_PROMPT:_ Can you transcribe every line exactly and leave the pictures behind?

[Data extracted from a collection]
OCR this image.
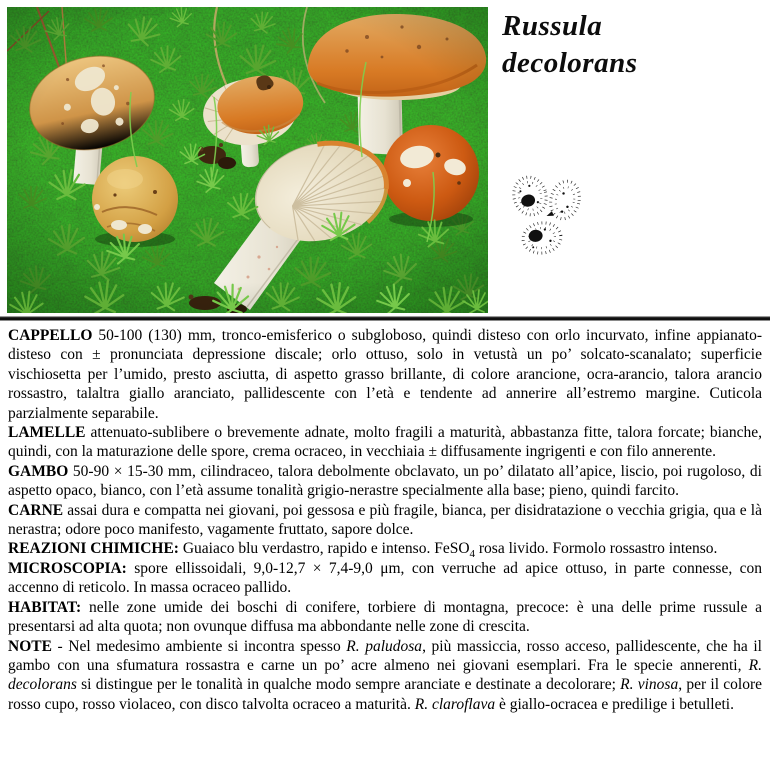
Russula
decolorans

CAPPELLO 50-100 (130) mm, tronco-emisferico o subgloboso, quindi disteso con orlo incurvato, infine appianato-disteso con ± pronunciata depressione discale; orlo ottuso, solo in vetustà un po’ solcato-scanalato; superficie vischiosetta per l’umido, presto asciutta, di aspetto grasso brillante, di colore arancione, ocra-arancio, talora arancio rossastro, talaltra giallo aranciato, pallidescente con l’età e tendente ad annerire all’estremo margine. Cuticola parzialmente separabile.

LAMELLE attenuato-sublibere o brevemente adnate, molto fragili a maturità, abbastanza fitte, talora forcate; bianche, quindi, con la maturazione delle spore, crema ocraceo, in vecchiaia ± diffusamente ingrigenti e con filo annerente.

GAMBO 50-90 × 15-30 mm, cilindraceo, talora debolmente obclavato, un po’ dilatato all’apice, liscio, poi rugoloso, di aspetto opaco, bianco, con l’età assume tonalità grigio-nerastre specialmente alla base; pieno, quindi farcito.

CARNE assai dura e compatta nei giovani, poi gessosa e più fragile, bianca, per disidratazione o vecchia grigia, qua e là nerastra; odore poco manifesto, vagamente fruttato, sapore dolce.

REAZIONI CHIMICHE: Guaiaco blu verdastro, rapido e intenso. FeSO$_4$ rosa livido. Formolo rossastro intenso.

MICROSCOPIA: spore ellissoidali, 9,0-12,7 × 7,4-9,0 μm, con verruche ad apice ottuso, in parte connesse, con accenno di reticolo. In massa ocraceo pallido.

HABITAT: nelle zone umide dei boschi di conifere, torbiere di montagna, precoce: è una delle prime russule a presentarsi ad alta quota; non ovunque diffusa ma abbondante nelle zone di crescita.

NOTE - Nel medesimo ambiente si incontra spesso R. paludosa, più massiccia, rosso acceso, pallidescente, che ha il gambo con una sfumatura rossastra e carne un po’ acre almeno nei giovani esemplari. Fra le specie annerenti, R. decolorans si distingue per le tonalità in qualche modo sempre aranciate e destinate a decolorare; R. vinosa, per il colore rosso cupo, rosso violaceo, con disco talvolta ocraceo a maturità. R. claroflava è giallo-ocracea e predilige i betulleti.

_COMPLETE OUTPUT:_
OCR this image.
Russula
decolorans

CAPPELLO 50-100 (130) mm, tronco-emisferico o subgloboso, quindi disteso con orlo incurvato, infine appianato-disteso con ± pronunciata depressione discale; orlo ottuso, solo in vetustà un po’ solcato-scanalato; superficie vischiosetta per l’umido, presto asciutta, di aspetto grasso brillante, di colore arancione, ocra-arancio, talora arancio rossastro, talaltra giallo aranciato, pallidescente con l’età e tendente ad annerire all’estremo margine. Cuticola parzialmente separabile.

LAMELLE attenuato-sublibere o brevemente adnate, molto fragili a maturità, abbastanza fitte, talora forcate; bianche, quindi, con la maturazione delle spore, crema ocraceo, in vecchiaia ± diffusamente ingrigenti e con filo annerente.

GAMBO 50-90 × 15-30 mm, cilindraceo, talora debolmente obclavato, un po’ dilatato all’apice, liscio, poi rugoloso, di aspetto opaco, bianco, con l’età assume tonalità grigio-nerastre specialmente alla base; pieno, quindi farcito.

CARNE assai dura e compatta nei giovani, poi gessosa e più fragile, bianca, per disidratazione o vecchia grigia, qua e là nerastra; odore poco manifesto, vagamente fruttato, sapore dolce.

REAZIONI CHIMICHE: Guaiaco blu verdastro, rapido e intenso. FeSO$_4$ rosa livido. Formolo rossastro intenso.

MICROSCOPIA: spore ellissoidali, 9,0-12,7 × 7,4-9,0 μm, con verruche ad apice ottuso, in parte connesse, con accenno di reticolo. In massa ocraceo pallido.

HABITAT: nelle zone umide dei boschi di conifere, torbiere di montagna, precoce: è una delle prime russule a presentarsi ad alta quota; non ovunque diffusa ma abbondante nelle zone di crescita.

NOTE - Nel medesimo ambiente si incontra spesso R. paludosa, più massiccia, rosso acceso, pallidescente, che ha il gambo con una sfumatura rossastra e carne un po’ acre almeno nei giovani esemplari. Fra le specie annerenti, R. decolorans si distingue per le tonalità in qualche modo sempre aranciate e destinate a decolorare; R. vinosa, per il colore rosso cupo, rosso violaceo, con disco talvolta ocraceo a maturità. R. claroflava è giallo-ocracea e predilige i betulleti.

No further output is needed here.